> _Records to process_:
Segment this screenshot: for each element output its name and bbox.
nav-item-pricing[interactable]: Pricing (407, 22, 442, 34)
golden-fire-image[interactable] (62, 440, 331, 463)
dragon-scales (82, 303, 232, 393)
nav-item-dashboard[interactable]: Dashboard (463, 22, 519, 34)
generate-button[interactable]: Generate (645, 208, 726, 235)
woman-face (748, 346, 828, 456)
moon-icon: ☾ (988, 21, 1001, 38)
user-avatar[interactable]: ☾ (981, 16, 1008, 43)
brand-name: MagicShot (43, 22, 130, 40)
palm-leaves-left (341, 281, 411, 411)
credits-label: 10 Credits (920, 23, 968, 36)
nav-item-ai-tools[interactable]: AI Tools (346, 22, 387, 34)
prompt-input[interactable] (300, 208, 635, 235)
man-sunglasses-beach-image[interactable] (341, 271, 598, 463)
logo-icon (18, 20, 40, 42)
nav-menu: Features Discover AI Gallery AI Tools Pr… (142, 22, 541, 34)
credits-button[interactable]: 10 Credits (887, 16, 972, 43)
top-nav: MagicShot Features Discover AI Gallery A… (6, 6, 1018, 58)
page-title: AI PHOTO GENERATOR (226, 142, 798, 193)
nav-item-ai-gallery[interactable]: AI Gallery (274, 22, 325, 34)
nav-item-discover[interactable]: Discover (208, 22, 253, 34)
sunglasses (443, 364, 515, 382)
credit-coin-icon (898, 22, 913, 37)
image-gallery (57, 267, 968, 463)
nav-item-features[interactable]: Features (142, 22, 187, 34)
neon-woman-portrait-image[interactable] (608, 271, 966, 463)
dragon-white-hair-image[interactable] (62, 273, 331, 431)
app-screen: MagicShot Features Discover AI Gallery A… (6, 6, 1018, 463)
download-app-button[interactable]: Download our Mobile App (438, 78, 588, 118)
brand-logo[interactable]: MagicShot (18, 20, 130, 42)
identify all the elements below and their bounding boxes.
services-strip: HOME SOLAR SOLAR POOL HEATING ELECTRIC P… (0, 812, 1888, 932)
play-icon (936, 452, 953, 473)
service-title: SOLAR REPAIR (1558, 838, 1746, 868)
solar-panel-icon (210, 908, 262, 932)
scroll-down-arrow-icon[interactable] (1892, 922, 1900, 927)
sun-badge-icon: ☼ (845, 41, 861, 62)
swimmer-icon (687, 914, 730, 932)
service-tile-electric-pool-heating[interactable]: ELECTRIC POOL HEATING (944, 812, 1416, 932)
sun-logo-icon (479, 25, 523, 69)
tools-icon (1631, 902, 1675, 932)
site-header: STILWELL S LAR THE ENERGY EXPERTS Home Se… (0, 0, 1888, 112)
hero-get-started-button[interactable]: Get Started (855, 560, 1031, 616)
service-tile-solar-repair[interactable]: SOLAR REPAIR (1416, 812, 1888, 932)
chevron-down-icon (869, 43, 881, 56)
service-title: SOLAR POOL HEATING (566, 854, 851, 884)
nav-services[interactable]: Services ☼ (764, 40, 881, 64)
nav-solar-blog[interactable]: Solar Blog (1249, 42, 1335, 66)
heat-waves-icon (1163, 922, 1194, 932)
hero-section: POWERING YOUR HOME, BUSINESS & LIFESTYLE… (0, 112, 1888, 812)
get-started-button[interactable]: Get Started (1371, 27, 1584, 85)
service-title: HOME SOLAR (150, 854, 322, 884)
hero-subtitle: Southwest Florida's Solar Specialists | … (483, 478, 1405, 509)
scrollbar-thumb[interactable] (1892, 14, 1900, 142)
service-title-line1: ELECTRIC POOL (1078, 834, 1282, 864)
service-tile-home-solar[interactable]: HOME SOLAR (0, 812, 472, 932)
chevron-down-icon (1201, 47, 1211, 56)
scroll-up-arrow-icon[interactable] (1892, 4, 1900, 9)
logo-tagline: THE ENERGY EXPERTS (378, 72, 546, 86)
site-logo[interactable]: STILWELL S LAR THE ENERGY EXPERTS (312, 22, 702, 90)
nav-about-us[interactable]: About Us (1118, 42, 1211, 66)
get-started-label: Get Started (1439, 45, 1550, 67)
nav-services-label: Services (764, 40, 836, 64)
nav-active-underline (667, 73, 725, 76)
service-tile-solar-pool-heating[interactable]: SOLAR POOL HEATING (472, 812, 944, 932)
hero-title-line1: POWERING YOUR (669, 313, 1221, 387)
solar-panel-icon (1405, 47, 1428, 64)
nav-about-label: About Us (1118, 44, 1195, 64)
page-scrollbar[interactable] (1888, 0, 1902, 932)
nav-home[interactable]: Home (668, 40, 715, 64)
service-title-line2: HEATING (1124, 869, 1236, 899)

> _Exercise instructions_:
Retype all of the material above line for line, changing nothing.

> _Answer in full_:
Segment this screenshot: for each element output its name and bbox.
nav-item-pricing[interactable]: Pricing (407, 22, 442, 34)
golden-fire-image[interactable] (62, 440, 331, 463)
dragon-scales (82, 303, 232, 393)
nav-item-dashboard[interactable]: Dashboard (463, 22, 519, 34)
generate-button[interactable]: Generate (645, 208, 726, 235)
woman-face (748, 346, 828, 456)
moon-icon: ☾ (988, 21, 1001, 38)
user-avatar[interactable]: ☾ (981, 16, 1008, 43)
brand-name: MagicShot (43, 22, 130, 40)
palm-leaves-left (341, 281, 411, 411)
credits-label: 10 Credits (920, 23, 968, 36)
nav-item-ai-tools[interactable]: AI Tools (346, 22, 387, 34)
prompt-input[interactable] (300, 208, 635, 235)
man-sunglasses-beach-image[interactable] (341, 271, 598, 463)
logo-icon (18, 20, 40, 42)
nav-menu: Features Discover AI Gallery AI Tools Pr… (142, 22, 541, 34)
credits-button[interactable]: 10 Credits (887, 16, 972, 43)
top-nav: MagicShot Features Discover AI Gallery A… (6, 6, 1018, 58)
page-title: AI PHOTO GENERATOR (226, 142, 798, 193)
nav-item-ai-gallery[interactable]: AI Gallery (274, 22, 325, 34)
nav-item-discover[interactable]: Discover (208, 22, 253, 34)
sunglasses (443, 364, 515, 382)
credit-coin-icon (898, 22, 913, 37)
image-gallery (57, 267, 968, 463)
nav-item-features[interactable]: Features (142, 22, 187, 34)
neon-woman-portrait-image[interactable] (608, 271, 966, 463)
dragon-white-hair-image[interactable] (62, 273, 331, 431)
app-screen: MagicShot Features Discover AI Gallery A… (6, 6, 1018, 463)
download-app-button[interactable]: Download our Mobile App (438, 78, 588, 118)
brand-logo[interactable]: MagicShot (18, 20, 130, 42)
identify all the elements below and their bounding boxes.
services-strip: HOME SOLAR SOLAR POOL HEATING ELECTRIC P… (0, 812, 1888, 932)
play-icon (936, 452, 953, 473)
service-title: SOLAR REPAIR (1558, 838, 1746, 868)
solar-panel-icon (210, 908, 262, 932)
scroll-down-arrow-icon[interactable] (1892, 922, 1900, 927)
sun-badge-icon: ☼ (845, 41, 861, 62)
swimmer-icon (687, 914, 730, 932)
service-tile-electric-pool-heating[interactable]: ELECTRIC POOL HEATING (944, 812, 1416, 932)
sun-logo-icon (479, 25, 523, 69)
tools-icon (1631, 902, 1675, 932)
site-header: STILWELL S LAR THE ENERGY EXPERTS Home Se… (0, 0, 1888, 112)
hero-get-started-button[interactable]: Get Started (855, 560, 1031, 616)
service-tile-solar-repair[interactable]: SOLAR REPAIR (1416, 812, 1888, 932)
chevron-down-icon (869, 43, 881, 56)
service-title: SOLAR POOL HEATING (566, 854, 851, 884)
nav-services[interactable]: Services ☼ (764, 40, 881, 64)
nav-solar-blog[interactable]: Solar Blog (1249, 42, 1335, 66)
heat-waves-icon (1163, 922, 1194, 932)
hero-section: POWERING YOUR HOME, BUSINESS & LIFESTYLE… (0, 112, 1888, 812)
get-started-button[interactable]: Get Started (1371, 27, 1584, 85)
service-title: HOME SOLAR (150, 854, 322, 884)
hero-subtitle: Southwest Florida's Solar Specialists | … (483, 478, 1405, 509)
scrollbar-thumb[interactable] (1892, 14, 1900, 142)
service-title-line1: ELECTRIC POOL (1078, 834, 1282, 864)
service-tile-home-solar[interactable]: HOME SOLAR (0, 812, 472, 932)
chevron-down-icon (1201, 47, 1211, 56)
scroll-up-arrow-icon[interactable] (1892, 4, 1900, 9)
logo-tagline: THE ENERGY EXPERTS (378, 72, 546, 86)
site-logo[interactable]: STILWELL S LAR THE ENERGY EXPERTS (312, 22, 702, 90)
nav-about-us[interactable]: About Us (1118, 42, 1211, 66)
get-started-label: Get Started (1439, 45, 1550, 67)
nav-services-label: Services (764, 40, 836, 64)
nav-active-underline (667, 73, 725, 76)
service-tile-solar-pool-heating[interactable]: SOLAR POOL HEATING (472, 812, 944, 932)
hero-title-line1: POWERING YOUR (669, 313, 1221, 387)
solar-panel-icon (1405, 47, 1428, 64)
nav-about-label: About Us (1118, 44, 1195, 64)
page-scrollbar[interactable] (1888, 0, 1902, 932)
nav-home[interactable]: Home (668, 40, 715, 64)
service-title-line2: HEATING (1124, 869, 1236, 899)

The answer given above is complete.